> [DO THIS]: Extract the complete listing and output it unchanged.

### GIVEN DATA ###

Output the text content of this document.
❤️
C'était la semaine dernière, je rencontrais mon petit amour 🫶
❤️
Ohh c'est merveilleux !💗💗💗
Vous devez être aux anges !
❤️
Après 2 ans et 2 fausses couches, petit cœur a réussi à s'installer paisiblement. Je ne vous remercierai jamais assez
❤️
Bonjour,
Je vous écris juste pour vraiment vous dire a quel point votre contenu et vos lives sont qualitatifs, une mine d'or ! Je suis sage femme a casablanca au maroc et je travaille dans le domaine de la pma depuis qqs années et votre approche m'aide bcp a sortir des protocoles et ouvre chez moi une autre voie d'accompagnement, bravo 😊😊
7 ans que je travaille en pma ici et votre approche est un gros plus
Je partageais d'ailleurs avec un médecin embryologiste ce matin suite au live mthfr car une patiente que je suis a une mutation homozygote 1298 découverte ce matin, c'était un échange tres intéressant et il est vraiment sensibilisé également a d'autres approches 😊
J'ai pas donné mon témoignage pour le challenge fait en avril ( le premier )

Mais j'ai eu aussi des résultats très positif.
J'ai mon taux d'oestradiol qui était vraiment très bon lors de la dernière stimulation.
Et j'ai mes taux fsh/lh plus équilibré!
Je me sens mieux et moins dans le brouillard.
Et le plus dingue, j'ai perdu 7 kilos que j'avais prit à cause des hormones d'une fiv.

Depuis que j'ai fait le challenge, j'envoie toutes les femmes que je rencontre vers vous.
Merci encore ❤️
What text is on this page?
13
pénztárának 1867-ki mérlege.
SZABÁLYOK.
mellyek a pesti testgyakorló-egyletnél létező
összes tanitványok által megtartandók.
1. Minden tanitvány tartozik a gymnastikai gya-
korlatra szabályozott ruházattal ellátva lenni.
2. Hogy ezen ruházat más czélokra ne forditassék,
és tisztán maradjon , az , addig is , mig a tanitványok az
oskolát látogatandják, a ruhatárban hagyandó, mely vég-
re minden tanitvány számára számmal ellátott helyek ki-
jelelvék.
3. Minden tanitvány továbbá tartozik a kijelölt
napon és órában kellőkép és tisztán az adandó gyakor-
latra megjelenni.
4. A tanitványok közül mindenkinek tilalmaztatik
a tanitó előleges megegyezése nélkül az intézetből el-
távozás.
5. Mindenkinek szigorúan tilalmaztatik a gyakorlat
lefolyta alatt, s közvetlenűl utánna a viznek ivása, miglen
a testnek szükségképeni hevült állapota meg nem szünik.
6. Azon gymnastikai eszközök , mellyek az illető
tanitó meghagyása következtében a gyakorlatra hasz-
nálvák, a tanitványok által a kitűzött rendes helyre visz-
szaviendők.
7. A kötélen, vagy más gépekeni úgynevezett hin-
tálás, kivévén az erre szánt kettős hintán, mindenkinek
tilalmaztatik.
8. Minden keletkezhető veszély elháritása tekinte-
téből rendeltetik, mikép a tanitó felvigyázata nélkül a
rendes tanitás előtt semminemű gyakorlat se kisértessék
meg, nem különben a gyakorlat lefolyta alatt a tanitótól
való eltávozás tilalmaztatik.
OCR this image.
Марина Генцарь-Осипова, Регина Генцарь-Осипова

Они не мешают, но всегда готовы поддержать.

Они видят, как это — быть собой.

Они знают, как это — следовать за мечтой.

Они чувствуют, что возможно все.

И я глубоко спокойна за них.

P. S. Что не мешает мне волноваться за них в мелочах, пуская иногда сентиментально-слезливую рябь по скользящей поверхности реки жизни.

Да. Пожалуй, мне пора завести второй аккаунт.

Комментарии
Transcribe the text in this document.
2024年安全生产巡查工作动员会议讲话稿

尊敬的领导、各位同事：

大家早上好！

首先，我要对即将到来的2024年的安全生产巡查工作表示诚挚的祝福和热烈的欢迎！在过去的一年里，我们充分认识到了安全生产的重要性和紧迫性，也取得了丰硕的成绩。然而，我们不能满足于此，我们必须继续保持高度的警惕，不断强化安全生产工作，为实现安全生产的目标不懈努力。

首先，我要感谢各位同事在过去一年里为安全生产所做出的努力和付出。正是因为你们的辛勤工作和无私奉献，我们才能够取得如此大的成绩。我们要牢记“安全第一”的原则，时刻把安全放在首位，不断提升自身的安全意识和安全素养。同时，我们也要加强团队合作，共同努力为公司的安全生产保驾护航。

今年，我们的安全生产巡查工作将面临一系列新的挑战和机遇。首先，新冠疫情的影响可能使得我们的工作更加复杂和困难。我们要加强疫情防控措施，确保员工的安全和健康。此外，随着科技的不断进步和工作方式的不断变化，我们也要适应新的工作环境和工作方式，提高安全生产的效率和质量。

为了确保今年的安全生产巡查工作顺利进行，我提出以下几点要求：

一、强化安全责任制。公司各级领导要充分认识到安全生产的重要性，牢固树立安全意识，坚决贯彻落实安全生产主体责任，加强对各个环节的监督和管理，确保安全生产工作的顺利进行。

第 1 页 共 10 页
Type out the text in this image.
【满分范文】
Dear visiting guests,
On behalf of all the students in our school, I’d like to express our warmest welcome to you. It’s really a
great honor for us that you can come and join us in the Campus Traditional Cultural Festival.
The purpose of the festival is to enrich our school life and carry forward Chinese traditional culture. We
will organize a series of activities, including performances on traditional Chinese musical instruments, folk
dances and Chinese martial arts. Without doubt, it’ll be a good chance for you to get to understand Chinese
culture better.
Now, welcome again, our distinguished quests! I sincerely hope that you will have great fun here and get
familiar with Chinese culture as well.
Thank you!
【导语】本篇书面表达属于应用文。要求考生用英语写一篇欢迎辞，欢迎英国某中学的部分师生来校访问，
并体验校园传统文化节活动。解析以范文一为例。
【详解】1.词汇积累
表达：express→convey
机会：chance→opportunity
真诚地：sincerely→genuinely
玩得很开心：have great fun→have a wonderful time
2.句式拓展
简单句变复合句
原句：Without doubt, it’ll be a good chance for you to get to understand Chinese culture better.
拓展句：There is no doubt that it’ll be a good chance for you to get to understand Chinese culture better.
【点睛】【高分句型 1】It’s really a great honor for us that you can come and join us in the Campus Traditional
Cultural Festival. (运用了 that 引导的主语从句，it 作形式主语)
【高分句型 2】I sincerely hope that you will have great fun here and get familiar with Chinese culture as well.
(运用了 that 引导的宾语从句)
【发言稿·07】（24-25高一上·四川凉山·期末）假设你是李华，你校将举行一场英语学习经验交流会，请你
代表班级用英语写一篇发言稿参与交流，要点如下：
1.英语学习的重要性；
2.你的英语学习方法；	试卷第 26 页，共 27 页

###

> [TASK SOLUTION]:
Output the text content of this document.
❤️
C'était la semaine dernière, je rencontrais mon petit amour 🫶
❤️
Ohh c'est merveilleux !💗💗💗
Vous devez être aux anges !
❤️
Après 2 ans et 2 fausses couches, petit cœur a réussi à s'installer paisiblement. Je ne vous remercierai jamais assez
❤️
Bonjour,
Je vous écris juste pour vraiment vous dire a quel point votre contenu et vos lives sont qualitatifs, une mine d'or ! Je suis sage femme a casablanca au maroc et je travaille dans le domaine de la pma depuis qqs années et votre approche m'aide bcp a sortir des protocoles et ouvre chez moi une autre voie d'accompagnement, bravo 😊😊
7 ans que je travaille en pma ici et votre approche est un gros plus
Je partageais d'ailleurs avec un médecin embryologiste ce matin suite au live mthfr car une patiente que je suis a une mutation homozygote 1298 découverte ce matin, c'était un échange tres intéressant et il est vraiment sensibilisé également a d'autres approches 😊
J'ai pas donné mon témoignage pour le challenge fait en avril ( le premier )

Mais j'ai eu aussi des résultats très positif.
J'ai mon taux d'oestradiol qui était vraiment très bon lors de la dernière stimulation.
Et j'ai mes taux fsh/lh plus équilibré!
Je me sens mieux et moins dans le brouillard.
Et le plus dingue, j'ai perdu 7 kilos que j'avais prit à cause des hormones d'une fiv.

Depuis que j'ai fait le challenge, j'envoie toutes les femmes que je rencontre vers vous.
Merci encore ❤️
What text is on this page?
13
pénztárának 1867-ki mérlege.
SZABÁLYOK.
mellyek a pesti testgyakorló-egyletnél létező
összes tanitványok által megtartandók.
1. Minden tanitvány tartozik a gymnastikai gya-
korlatra szabályozott ruházattal ellátva lenni.
2. Hogy ezen ruházat más czélokra ne forditassék,
és tisztán maradjon , az , addig is , mig a tanitványok az
oskolát látogatandják, a ruhatárban hagyandó, mely vég-
re minden tanitvány számára számmal ellátott helyek ki-
jelelvék.
3. Minden tanitvány továbbá tartozik a kijelölt
napon és órában kellőkép és tisztán az adandó gyakor-
latra megjelenni.
4. A tanitványok közül mindenkinek tilalmaztatik
a tanitó előleges megegyezése nélkül az intézetből el-
távozás.
5. Mindenkinek szigorúan tilalmaztatik a gyakorlat
lefolyta alatt, s közvetlenűl utánna a viznek ivása, miglen
a testnek szükségképeni hevült állapota meg nem szünik.
6. Azon gymnastikai eszközök , mellyek az illető
tanitó meghagyása következtében a gyakorlatra hasz-
nálvák, a tanitványok által a kitűzött rendes helyre visz-
szaviendők.
7. A kötélen, vagy más gépekeni úgynevezett hin-
tálás, kivévén az erre szánt kettős hintán, mindenkinek
tilalmaztatik.
8. Minden keletkezhető veszély elháritása tekinte-
téből rendeltetik, mikép a tanitó felvigyázata nélkül a
rendes tanitás előtt semminemű gyakorlat se kisértessék
meg, nem különben a gyakorlat lefolyta alatt a tanitótól
való eltávozás tilalmaztatik.
OCR this image.
Марина Генцарь-Осипова, Регина Генцарь-Осипова

Они не мешают, но всегда готовы поддержать.

Они видят, как это — быть собой.

Они знают, как это — следовать за мечтой.

Они чувствуют, что возможно все.

И я глубоко спокойна за них.

P. S. Что не мешает мне волноваться за них в мелочах, пуская иногда сентиментально-слезливую рябь по скользящей поверхности реки жизни.

Да. Пожалуй, мне пора завести второй аккаунт.

Комментарии
Transcribe the text in this document.
2024年安全生产巡查工作动员会议讲话稿

尊敬的领导、各位同事：

大家早上好！

首先，我要对即将到来的2024年的安全生产巡查工作表示诚挚的祝福和热烈的欢迎！在过去的一年里，我们充分认识到了安全生产的重要性和紧迫性，也取得了丰硕的成绩。然而，我们不能满足于此，我们必须继续保持高度的警惕，不断强化安全生产工作，为实现安全生产的目标不懈努力。

首先，我要感谢各位同事在过去一年里为安全生产所做出的努力和付出。正是因为你们的辛勤工作和无私奉献，我们才能够取得如此大的成绩。我们要牢记“安全第一”的原则，时刻把安全放在首位，不断提升自身的安全意识和安全素养。同时，我们也要加强团队合作，共同努力为公司的安全生产保驾护航。

今年，我们的安全生产巡查工作将面临一系列新的挑战和机遇。首先，新冠疫情的影响可能使得我们的工作更加复杂和困难。我们要加强疫情防控措施，确保员工的安全和健康。此外，随着科技的不断进步和工作方式的不断变化，我们也要适应新的工作环境和工作方式，提高安全生产的效率和质量。

为了确保今年的安全生产巡查工作顺利进行，我提出以下几点要求：

一、强化安全责任制。公司各级领导要充分认识到安全生产的重要性，牢固树立安全意识，坚决贯彻落实安全生产主体责任，加强对各个环节的监督和管理，确保安全生产工作的顺利进行。

第 1 页 共 10 页
Type out the text in this image.
【满分范文】
Dear visiting guests,
On behalf of all the students in our school, I’d like to express our warmest welcome to you. It’s really a
great honor for us that you can come and join us in the Campus Traditional Cultural Festival.
The purpose of the festival is to enrich our school life and carry forward Chinese traditional culture. We
will organize a series of activities, including performances on traditional Chinese musical instruments, folk
dances and Chinese martial arts. Without doubt, it’ll be a good chance for you to get to understand Chinese
culture better.
Now, welcome again, our distinguished quests! I sincerely hope that you will have great fun here and get
familiar with Chinese culture as well.
Thank you!
【导语】本篇书面表达属于应用文。要求考生用英语写一篇欢迎辞，欢迎英国某中学的部分师生来校访问，
并体验校园传统文化节活动。解析以范文一为例。
【详解】1.词汇积累
表达：express→convey
机会：chance→opportunity
真诚地：sincerely→genuinely
玩得很开心：have great fun→have a wonderful time
2.句式拓展
简单句变复合句
原句：Without doubt, it’ll be a good chance for you to get to understand Chinese culture better.
拓展句：There is no doubt that it’ll be a good chance for you to get to understand Chinese culture better.
【点睛】【高分句型 1】It’s really a great honor for us that you can come and join us in the Campus Traditional
Cultural Festival. (运用了 that 引导的主语从句，it 作形式主语)
【高分句型 2】I sincerely hope that you will have great fun here and get familiar with Chinese culture as well.
(运用了 that 引导的宾语从句)
【发言稿·07】（24-25高一上·四川凉山·期末）假设你是李华，你校将举行一场英语学习经验交流会，请你
代表班级用英语写一篇发言稿参与交流，要点如下：
1.英语学习的重要性；
2.你的英语学习方法；	试卷第 26 页，共 27 页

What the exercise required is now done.